练习任务 a = 请把记录从第一行起到含有“volume-bar: [542, 371, 544, 381]”的那一行为止（首尾两行都包括在内）输出为 JSON 字符串列表，每行对应一个字符串，空行略去。

阅读文本 =
风中那一片落叶

作者: 月上清风 | 来源:发表于2018-12-18 14:01 被阅读3次

安平,你说的,给我做一世长工,为我种一辈子地,这院子永远有你清扫。你把那些好看的花种满房前屋后,种在我晨起暮落的日月里,让我像住在公园里一样住在花海香雾中;你说,要我做你不老的公主,你用你能想到的浪漫把我向幸福的路上带。

有阳光的日子,我们一起看看月季,闻闻茉莉;寻香而来的蜜蜂唱着曲儿采蜜传粉,蝴蝶以它无可挑剔的美,当着跳芭蕾的蜻蜓的面,在阳光下炫耀它的花衣。岁月静好,人间有味是清欢。我们坐在老槐树的阴凉里喝一下午茶,偶尔对视,不说话也好,任凭枝头的麻雀儿多嘴多舌,眯在窗台的老花猫伸伸懒腰,还是一声不吭,又懒懒的睡去。院子里的果树,春天花满枝桠,每一棵都盛大开放,热闹的像是皇帝的女儿出嫁;往事如昨,你曾许我一生烟火无忧,许我心在闲处看闲云。而这一切,这一切忽然间成了昨日的梦幻,这空落的院子,如同一座露天的坟墓,我以无魂之躯游走在昼与夜的是非间。你食言已经三十年了,我不怪你。人强,强不过命,老天爷叫你,你就走了。我们还未来得及好好相爱,还未来得及把情话说完,有许多的未来得及,从此便彼岸花开,生生相错。

你一走,留下我世间孤单,留下我飘蓬无依,我不怪你。我们的家也荒芜了,只剩下一棵老枣树,在春去秋来中向风诉说自己的世态炎凉。只有它在无数个年年月月里,用它那卑微的米花,向我打招呼春天来了。可是,春天来了,岁月积淀的尘土太厚,春风在一声叹息里兀自熄灭。

想起你,我已经没有眼泪,也不再悲伤。如同身体的痛是固有的,久了,麻木了。三十年能斑驳多少记忆,该腐朽的也腐朽了。佛说,三十年一世。你与我阴阳相隔也整整一世了,这一世,你没了,我也没了,劳燕一样的每天为孩子们奔波吃穿。我也兑现了你的临终嘱托,你用最后的力气攥紧我的手,流着泪对我说,把三个孩子养大再嫁人。三个孩子是我的心肝肺,随着孩子们长大成人,一个个另立门灶。负担没了,目标没了,我也被掏空了,人生也没了方向。时间坍塌,空间坍塌,信念坍塌,当我回过神来看自己时,我以为用三十年的苦难把你给忘了,可是没有;我用眼泪把你的肉体埋入黄土,用爱你的心,把你的灵魂藏在我内心得最深处。

数据记录 =

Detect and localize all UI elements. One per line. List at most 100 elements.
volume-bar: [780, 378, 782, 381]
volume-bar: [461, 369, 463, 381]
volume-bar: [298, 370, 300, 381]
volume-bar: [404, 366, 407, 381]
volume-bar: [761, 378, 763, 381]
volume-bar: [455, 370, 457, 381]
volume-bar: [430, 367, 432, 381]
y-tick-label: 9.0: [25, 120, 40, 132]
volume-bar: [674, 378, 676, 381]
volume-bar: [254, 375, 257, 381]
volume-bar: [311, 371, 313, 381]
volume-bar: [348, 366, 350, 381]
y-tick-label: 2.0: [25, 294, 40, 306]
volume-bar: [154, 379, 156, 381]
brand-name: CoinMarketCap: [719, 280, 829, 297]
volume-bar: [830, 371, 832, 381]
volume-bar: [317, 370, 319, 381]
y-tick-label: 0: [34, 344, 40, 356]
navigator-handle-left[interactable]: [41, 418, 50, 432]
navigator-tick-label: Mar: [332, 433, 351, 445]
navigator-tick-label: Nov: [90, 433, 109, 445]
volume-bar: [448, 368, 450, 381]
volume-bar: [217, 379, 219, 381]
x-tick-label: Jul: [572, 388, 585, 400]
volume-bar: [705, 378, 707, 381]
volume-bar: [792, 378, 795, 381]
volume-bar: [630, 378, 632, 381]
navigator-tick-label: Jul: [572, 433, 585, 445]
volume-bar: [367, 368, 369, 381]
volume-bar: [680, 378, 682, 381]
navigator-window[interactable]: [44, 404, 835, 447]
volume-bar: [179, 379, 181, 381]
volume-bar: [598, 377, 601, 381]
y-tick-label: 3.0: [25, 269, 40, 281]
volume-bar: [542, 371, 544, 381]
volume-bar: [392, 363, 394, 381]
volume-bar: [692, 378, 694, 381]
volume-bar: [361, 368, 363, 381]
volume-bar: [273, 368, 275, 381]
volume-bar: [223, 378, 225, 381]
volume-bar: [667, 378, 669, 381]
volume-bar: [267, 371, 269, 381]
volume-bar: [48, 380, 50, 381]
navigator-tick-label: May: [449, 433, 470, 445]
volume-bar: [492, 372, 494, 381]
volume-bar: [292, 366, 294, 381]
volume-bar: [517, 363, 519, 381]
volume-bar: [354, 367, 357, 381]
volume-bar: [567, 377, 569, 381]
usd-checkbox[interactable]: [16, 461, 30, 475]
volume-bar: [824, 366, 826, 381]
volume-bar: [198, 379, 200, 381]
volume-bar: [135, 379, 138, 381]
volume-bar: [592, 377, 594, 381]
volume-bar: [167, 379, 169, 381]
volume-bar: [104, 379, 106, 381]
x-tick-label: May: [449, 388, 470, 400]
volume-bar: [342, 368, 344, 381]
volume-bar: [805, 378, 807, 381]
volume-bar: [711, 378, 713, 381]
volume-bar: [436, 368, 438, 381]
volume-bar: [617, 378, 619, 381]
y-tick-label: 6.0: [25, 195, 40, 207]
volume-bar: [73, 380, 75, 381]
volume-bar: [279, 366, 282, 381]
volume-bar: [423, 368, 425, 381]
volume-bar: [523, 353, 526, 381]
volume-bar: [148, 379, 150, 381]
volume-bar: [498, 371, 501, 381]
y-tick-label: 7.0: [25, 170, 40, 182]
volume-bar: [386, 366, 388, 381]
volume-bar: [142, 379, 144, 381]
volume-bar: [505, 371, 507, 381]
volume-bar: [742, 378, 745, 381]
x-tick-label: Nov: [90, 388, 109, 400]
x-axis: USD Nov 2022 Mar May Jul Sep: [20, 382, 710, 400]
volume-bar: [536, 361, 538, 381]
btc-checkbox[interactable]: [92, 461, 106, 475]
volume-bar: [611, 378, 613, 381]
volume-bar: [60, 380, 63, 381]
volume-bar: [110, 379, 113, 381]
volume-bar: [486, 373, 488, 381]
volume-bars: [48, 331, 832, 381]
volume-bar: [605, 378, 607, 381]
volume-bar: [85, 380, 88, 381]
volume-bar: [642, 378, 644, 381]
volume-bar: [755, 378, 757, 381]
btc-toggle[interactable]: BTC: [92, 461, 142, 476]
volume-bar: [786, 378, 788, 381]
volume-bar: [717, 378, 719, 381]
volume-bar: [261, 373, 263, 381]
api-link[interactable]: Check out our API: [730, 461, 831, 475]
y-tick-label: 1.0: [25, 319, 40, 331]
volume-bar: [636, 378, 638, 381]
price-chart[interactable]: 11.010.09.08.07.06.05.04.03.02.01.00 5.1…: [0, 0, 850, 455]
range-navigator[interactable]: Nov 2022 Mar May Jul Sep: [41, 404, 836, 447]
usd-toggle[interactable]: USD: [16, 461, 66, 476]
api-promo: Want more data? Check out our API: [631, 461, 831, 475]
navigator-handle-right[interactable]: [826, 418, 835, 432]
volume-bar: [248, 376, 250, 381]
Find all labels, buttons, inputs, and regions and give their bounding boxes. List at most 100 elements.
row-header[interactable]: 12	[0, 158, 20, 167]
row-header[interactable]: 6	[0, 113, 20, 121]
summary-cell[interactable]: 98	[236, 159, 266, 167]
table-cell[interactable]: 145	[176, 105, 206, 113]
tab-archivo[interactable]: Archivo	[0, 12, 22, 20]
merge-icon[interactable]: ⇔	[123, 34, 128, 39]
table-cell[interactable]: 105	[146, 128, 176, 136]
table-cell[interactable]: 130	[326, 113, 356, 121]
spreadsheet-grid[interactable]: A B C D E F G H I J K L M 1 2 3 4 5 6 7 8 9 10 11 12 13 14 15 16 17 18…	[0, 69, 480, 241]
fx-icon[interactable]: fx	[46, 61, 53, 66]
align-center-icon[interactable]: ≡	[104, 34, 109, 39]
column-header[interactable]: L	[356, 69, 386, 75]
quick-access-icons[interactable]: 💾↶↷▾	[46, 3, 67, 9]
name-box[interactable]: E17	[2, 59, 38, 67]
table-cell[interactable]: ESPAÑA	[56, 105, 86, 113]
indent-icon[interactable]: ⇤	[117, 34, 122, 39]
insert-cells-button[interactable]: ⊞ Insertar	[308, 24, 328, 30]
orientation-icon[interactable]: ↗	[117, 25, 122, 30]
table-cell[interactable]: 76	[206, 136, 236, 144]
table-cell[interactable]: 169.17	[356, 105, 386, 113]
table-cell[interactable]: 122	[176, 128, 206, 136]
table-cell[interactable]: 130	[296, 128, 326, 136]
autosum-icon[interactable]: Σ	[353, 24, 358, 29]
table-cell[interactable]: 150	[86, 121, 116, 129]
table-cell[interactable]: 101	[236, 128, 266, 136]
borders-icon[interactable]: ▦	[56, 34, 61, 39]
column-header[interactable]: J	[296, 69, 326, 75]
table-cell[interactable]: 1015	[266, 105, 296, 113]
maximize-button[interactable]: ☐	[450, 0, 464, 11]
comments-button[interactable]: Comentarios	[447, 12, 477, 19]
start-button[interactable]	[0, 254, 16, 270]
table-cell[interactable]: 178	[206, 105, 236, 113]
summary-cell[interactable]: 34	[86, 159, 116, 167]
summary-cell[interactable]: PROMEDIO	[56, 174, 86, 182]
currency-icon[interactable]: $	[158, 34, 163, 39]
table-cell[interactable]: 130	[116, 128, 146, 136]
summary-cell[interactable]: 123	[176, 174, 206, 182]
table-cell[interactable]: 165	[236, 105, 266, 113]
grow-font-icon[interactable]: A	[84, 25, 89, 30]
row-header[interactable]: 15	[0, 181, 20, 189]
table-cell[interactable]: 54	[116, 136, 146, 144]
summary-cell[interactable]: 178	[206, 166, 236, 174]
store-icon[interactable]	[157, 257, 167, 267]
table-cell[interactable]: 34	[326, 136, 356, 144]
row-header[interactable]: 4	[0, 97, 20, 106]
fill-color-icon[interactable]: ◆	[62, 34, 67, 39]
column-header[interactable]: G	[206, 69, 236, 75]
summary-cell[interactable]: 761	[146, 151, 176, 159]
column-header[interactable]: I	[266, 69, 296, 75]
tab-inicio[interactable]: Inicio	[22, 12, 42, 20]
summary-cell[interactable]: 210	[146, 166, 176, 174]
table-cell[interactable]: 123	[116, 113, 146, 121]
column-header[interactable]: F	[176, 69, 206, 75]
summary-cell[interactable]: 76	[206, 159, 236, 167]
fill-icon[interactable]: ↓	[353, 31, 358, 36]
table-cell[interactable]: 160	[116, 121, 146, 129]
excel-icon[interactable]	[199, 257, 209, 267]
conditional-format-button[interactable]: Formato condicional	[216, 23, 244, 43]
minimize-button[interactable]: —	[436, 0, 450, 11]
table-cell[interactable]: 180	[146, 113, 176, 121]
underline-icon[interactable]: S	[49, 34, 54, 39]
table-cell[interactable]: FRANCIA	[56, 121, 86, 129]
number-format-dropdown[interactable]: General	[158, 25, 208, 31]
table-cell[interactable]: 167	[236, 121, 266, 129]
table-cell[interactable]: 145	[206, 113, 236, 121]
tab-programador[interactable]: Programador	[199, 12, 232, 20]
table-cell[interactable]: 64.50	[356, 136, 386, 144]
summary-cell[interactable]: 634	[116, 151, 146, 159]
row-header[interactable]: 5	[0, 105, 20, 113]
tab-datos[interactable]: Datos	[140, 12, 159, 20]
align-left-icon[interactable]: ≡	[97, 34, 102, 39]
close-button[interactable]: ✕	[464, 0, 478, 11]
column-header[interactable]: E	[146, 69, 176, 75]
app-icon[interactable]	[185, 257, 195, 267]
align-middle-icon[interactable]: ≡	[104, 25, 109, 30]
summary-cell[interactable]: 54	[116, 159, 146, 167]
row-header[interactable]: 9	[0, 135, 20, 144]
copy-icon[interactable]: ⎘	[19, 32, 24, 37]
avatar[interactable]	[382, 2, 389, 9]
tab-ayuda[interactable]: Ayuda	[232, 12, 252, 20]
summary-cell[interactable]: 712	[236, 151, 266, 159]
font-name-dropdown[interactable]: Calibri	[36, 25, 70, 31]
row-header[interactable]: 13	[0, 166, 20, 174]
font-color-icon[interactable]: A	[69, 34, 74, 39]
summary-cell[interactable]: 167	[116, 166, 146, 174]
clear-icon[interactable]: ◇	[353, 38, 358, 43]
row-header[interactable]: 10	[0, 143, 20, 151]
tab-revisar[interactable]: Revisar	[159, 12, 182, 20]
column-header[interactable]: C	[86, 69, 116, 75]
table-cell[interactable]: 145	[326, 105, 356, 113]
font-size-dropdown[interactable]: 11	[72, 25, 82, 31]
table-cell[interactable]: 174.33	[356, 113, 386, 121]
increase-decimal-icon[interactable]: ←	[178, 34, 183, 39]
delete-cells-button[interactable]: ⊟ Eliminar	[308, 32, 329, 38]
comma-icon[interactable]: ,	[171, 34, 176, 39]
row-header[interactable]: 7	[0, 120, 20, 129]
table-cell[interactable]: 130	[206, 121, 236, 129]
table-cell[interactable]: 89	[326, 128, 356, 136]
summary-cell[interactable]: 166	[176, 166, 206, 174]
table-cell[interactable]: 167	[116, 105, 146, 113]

练习任务 b = 将阅读文本中以“你一走，留下我世间孤单”开头的那一段改写得更简短，保留其主要内容。

参考答案 a =
[
  "Detect and localize all UI elements. One per line. List at most 100 elements.",
  "volume-bar: [780, 378, 782, 381]",
  "volume-bar: [461, 369, 463, 381]",
  "volume-bar: [298, 370, 300, 381]",
  "volume-bar: [404, 366, 407, 381]",
  "volume-bar: [761, 378, 763, 381]",
  "volume-bar: [455, 370, 457, 381]",
  "volume-bar: [430, 367, 432, 381]",
  "y-tick-label: 9.0: [25, 120, 40, 132]",
  "volume-bar: [674, 378, 676, 381]",
  "volume-bar: [254, 375, 257, 381]",
  "volume-bar: [311, 371, 313, 381]",
  "volume-bar: [348, 366, 350, 381]",
  "y-tick-label: 2.0: [25, 294, 40, 306]",
  "volume-bar: [154, 379, 156, 381]",
  "brand-name: CoinMarketCap: [719, 280, 829, 297]",
  "volume-bar: [830, 371, 832, 381]",
  "volume-bar: [317, 370, 319, 381]",
  "y-tick-label: 0: [34, 344, 40, 356]",
  "navigator-handle-left[interactable]: [41, 418, 50, 432]",
  "navigator-tick-label: Mar: [332, 433, 351, 445]",
  "navigator-tick-label: Nov: [90, 433, 109, 445]",
  "volume-bar: [448, 368, 450, 381]",
  "volume-bar: [217, 379, 219, 381]",
  "x-tick-label: Jul: [572, 388, 585, 400]",
  "volume-bar: [705, 378, 707, 381]",
  "volume-bar: [792, 378, 795, 381]",
  "volume-bar: [630, 378, 632, 381]",
  "navigator-tick-label: Jul: [572, 433, 585, 445]",
  "volume-bar: [367, 368, 369, 381]",
  "volume-bar: [680, 378, 682, 381]",
  "navigator-window[interactable]: [44, 404, 835, 447]",
  "volume-bar: [179, 379, 181, 381]",
  "volume-bar: [598, 377, 601, 381]",
  "y-tick-label: 3.0: [25, 269, 40, 281]",
  "volume-bar: [542, 371, 544, 381]"
]

参考答案 b = 你走后，我孤单无依，但我不怪你。家已荒芜，只剩一棵老枣树，年年用米花告诉我春天来了。可岁月积下的尘土太厚，春风也在一声叹息里熄灭了。